-- Start READING PASSAGE --

Mompou—the Catalan composer and pianist Federico Mompou—is known to have stared at the ocean as well. His work drew on the signs of life he found in Barcelona’s maritime quarter: seagull song, children playing, the chimes of his family’s nearby bell foundry. He called his barri de platja (or “beach chord”: G♭, C, E♭, A♭, D) the essence of all his music; it’s a sonorous chord meant to resemble the tintinnabulations he heard throughout his childhood. His Scènes d’enfants, composed between the ages of twenty-two and twenty-five, contain a triptych of small pieces inspired by games he must have watched children play on the beaches, “Jeux sur la plage.” The songs comprise tumultuous, crashing passages that quickly subside into solemn yearning.

-- End READING PASSAGE --

WRITTEN REQUEST 1 —
In the passage on Mompou, which notes make up his "beach chord"?
WRITTEN REQUEST 2 —
Write the next part of the passage on Mompou, picking up after its final sentence.
The listing plays no part in this.

-- Start SUPPLIED INFORMATION --

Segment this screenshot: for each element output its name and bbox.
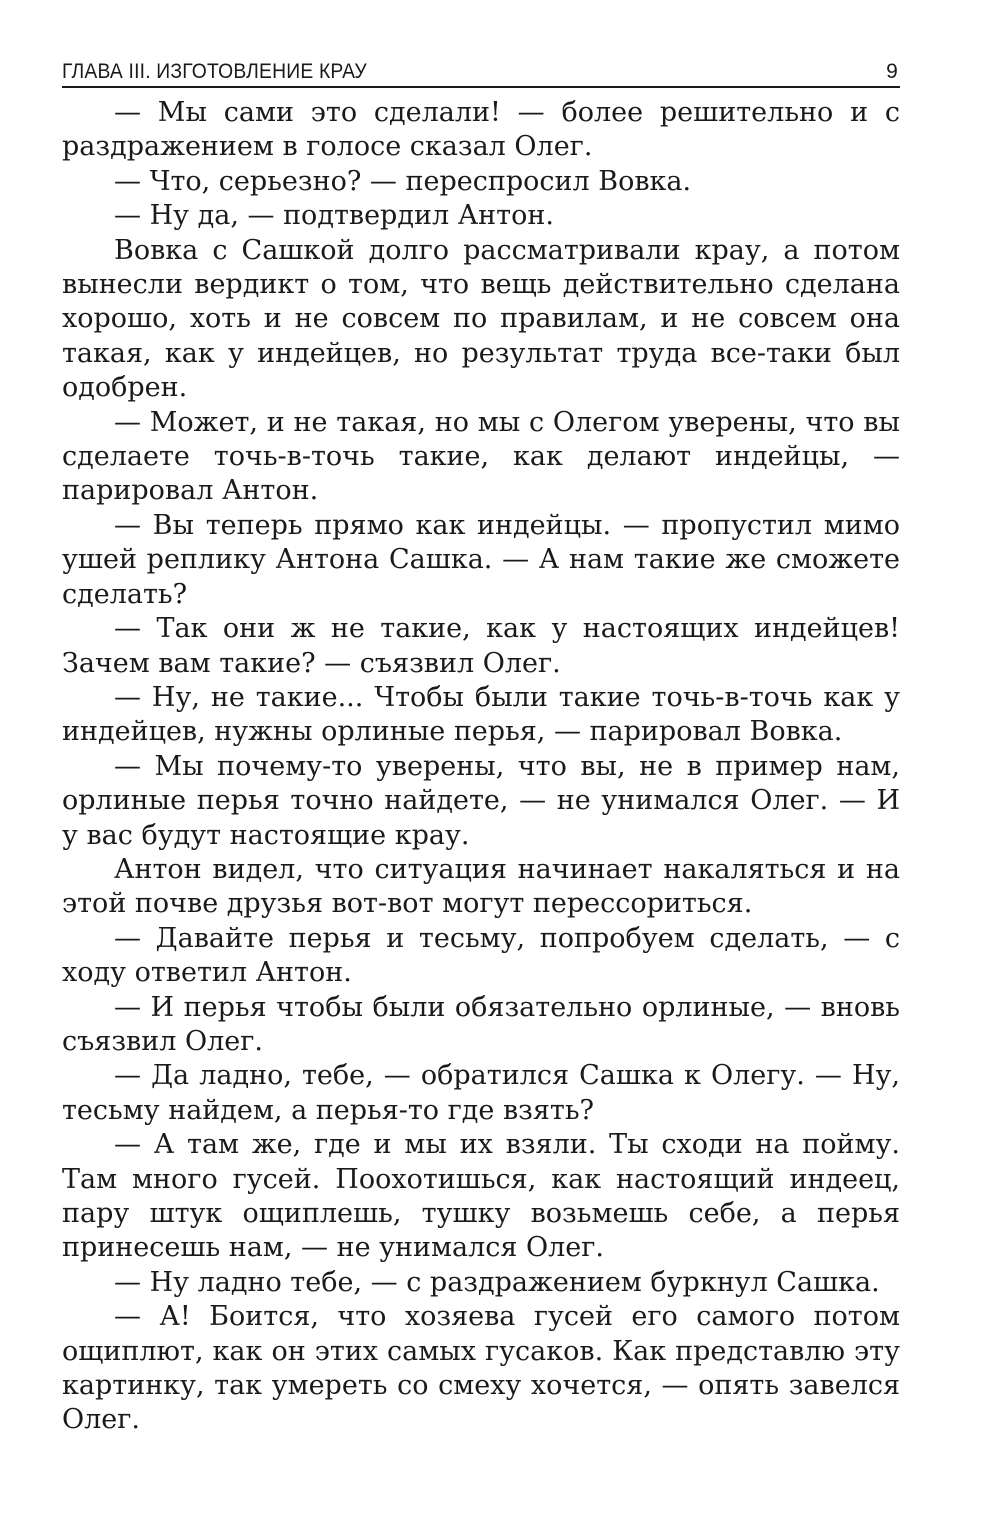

-- End SUPPLIED INFORMATION --

EXERCISE OUTPUT 1 —
G♭, C, E♭, A♭, and D.

EXERCISE OUTPUT 2 —
In 1976 Mompou recorded himself playing his entire body of solo piano works, spanning 1911 to 1967, for what would become a four-CD set of his Complete Piano Works. Across the collection his playing reveals somber mysticism, his improvisatory tendency evident as he delays melodies and breaks chords throughout. Some commenters claim he performs his own work incorrectly. Perhaps, with age, he simply sought to expand on the introspection of his youth.

I listen to the Pessebres suite and again stare at the lurching water, which even when I am not burdening it with metaphor, or especially then, is my favorite thing to look at because it is at once approachable and inconceivable. I think about Mompou possessing the daring to combine interpretation of these qualities with excavation of his past, and the resulting music, which resembles the ocean.